══ TEXT SECTION

Lia Johansen tells us her story; she was a prisoner of war.
A settlement has been reached with the Tellurian Alliance
and she is going to be dropped off at New Sol Space Station
to begin a new life, after two years of uncertainty. NOVA
describes the location very well, from the manufactured
environment to the endless vista of space. Lia has no
family or home left. The Celestian guards don't give the
ceasefire much chance of holding, so it's important to get
the refugees somewhere secure. Then what awaits her?
With a biometric chip implanted in her hand Lia will be
able to draw credit for her needs. But suddenly a hypnotic
state breaks and she realises that she is an agent of the
Tellurian Alliance, engineered to look like a sixteen year
old girl, but actually a human bomb, programmed for
destruction. This is a riveting start and I couldn't wait
to see what happens as the timer in Lia's head counts down.

════

*DIRECTIONS*: Retype the passage of the NOVA review starting at "Lia Johansen tells" and ending at "what awaits her?".

══ GIVEN ENTRIES

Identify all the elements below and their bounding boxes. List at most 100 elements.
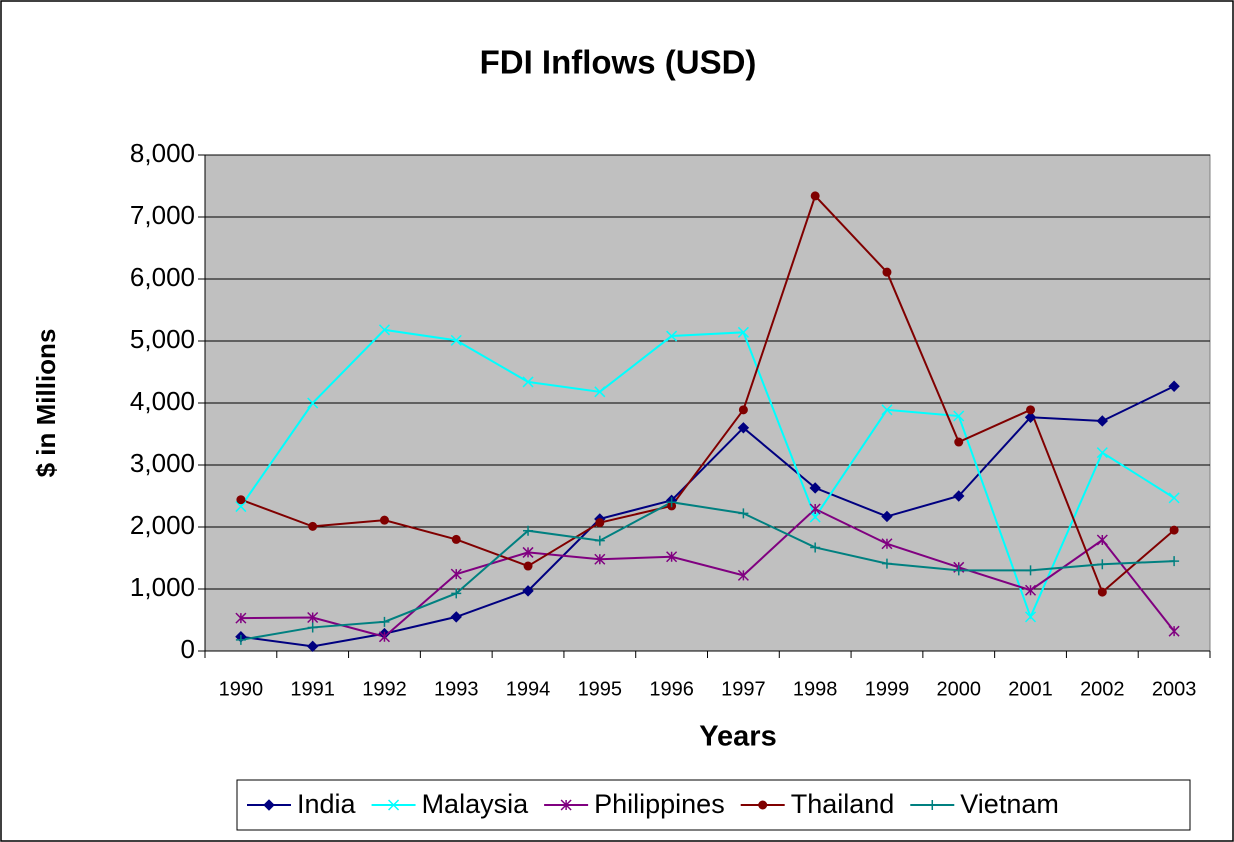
marker [738,405,748,415]
marker [594,553,606,565]
legend-label: India [297,789,357,819]
legend-marker [388,799,400,811]
marker [450,568,462,580]
x-tick-label: 1994 [506,678,551,700]
y-axis-label: $ in Millions [31,329,61,478]
marker [306,640,319,653]
y-tick-label: 5,000 [130,324,195,354]
chart-title: FDI Inflows (USD) [480,44,757,81]
y-tick-label: 3,000 [130,448,195,478]
marker [1025,584,1037,596]
x-tick-label: 2001 [1008,678,1053,700]
legend-marker [560,799,572,811]
x-tick-label: 1992 [362,678,407,700]
marker [594,535,605,546]
marker [522,376,534,388]
marker [881,558,892,569]
marker [953,490,965,502]
marker [594,386,606,398]
marker [378,631,390,643]
marker [522,585,534,597]
y-tick-label: 2,000 [130,510,195,540]
marker [451,534,461,544]
marker [1025,611,1037,623]
marker [810,191,820,201]
x-axis-label: Years [699,721,776,753]
marker [666,330,678,342]
y-tick-label: 1,000 [130,572,195,602]
marker [450,611,462,623]
marker [881,404,893,416]
marker [882,267,892,277]
legend-marker [758,800,768,810]
marker [881,510,893,523]
marker [1169,556,1180,567]
marker [379,616,390,627]
marker [1097,587,1107,597]
marker [235,634,246,645]
y-tick-label: 6,000 [130,262,195,292]
legend-marker [263,799,275,811]
marker [737,422,750,434]
x-tick-label: 1995 [578,678,623,700]
marker [737,326,749,338]
marker [595,518,605,528]
marker [235,612,247,624]
marker [954,437,964,447]
x-tick-label: 1993 [434,678,479,700]
marker [1096,415,1109,427]
y-tick-label: 4,000 [130,386,195,416]
y-tick-label: 0 [181,634,195,664]
marker [307,622,318,633]
series-line [240,507,1175,638]
marker [737,569,749,581]
x-tick-label: 2003 [1152,678,1197,700]
series-line [240,385,1175,648]
marker [1168,625,1180,637]
marker [379,515,389,525]
legend-label: Malaysia [422,789,530,819]
marker [1096,534,1108,546]
marker [953,565,964,576]
y-tick-label: 8,000 [130,138,195,168]
marker [1026,405,1036,415]
marker [1097,559,1108,570]
series-line [240,194,1175,594]
marker [307,397,319,409]
marker [1168,380,1180,392]
series-line [240,328,1175,620]
x-tick-label: 1990 [219,678,264,700]
x-tick-label: 2000 [937,678,982,700]
marker [953,410,965,422]
marker [881,538,893,550]
x-tick-label: 1997 [721,678,766,700]
marker [1024,411,1037,423]
marker [666,551,678,563]
marker [1168,492,1180,504]
y-tick-label: 7,000 [130,200,195,230]
marker [809,503,821,515]
marker [235,501,247,513]
marker [523,525,534,536]
marker [308,521,318,531]
marker [666,497,677,508]
marker [522,546,534,558]
marker [809,511,821,523]
marker [450,334,462,346]
x-tick-label: 2002 [1080,678,1125,700]
marker [451,588,462,599]
marker [738,508,749,519]
legend-label: Vietnam [960,789,1059,819]
x-tick-label: 1998 [793,678,838,700]
marker [236,495,246,505]
marker [810,542,821,553]
marker [1169,525,1179,535]
marker [1096,447,1108,459]
marker [378,324,390,336]
x-tick-label: 1996 [649,678,694,700]
marker [307,611,319,624]
series-line [240,501,1175,641]
legend-marker [927,800,938,810]
marker [1025,565,1036,576]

════

*TASK RESULT*:
Lia Johansen tells us her story; she was a prisoner of war.
A settlement has been reached with the Tellurian Alliance
and she is going to be dropped off at New Sol Space Station
to begin a new life, after two years of uncertainty. NOVA
describes the location very well, from the manufactured
environment to the endless vista of space. Lia has no
family or home left. The Celestian guards don't give the
ceasefire much chance of holding, so it's important to get
the refugees somewhere secure. Then what awaits her?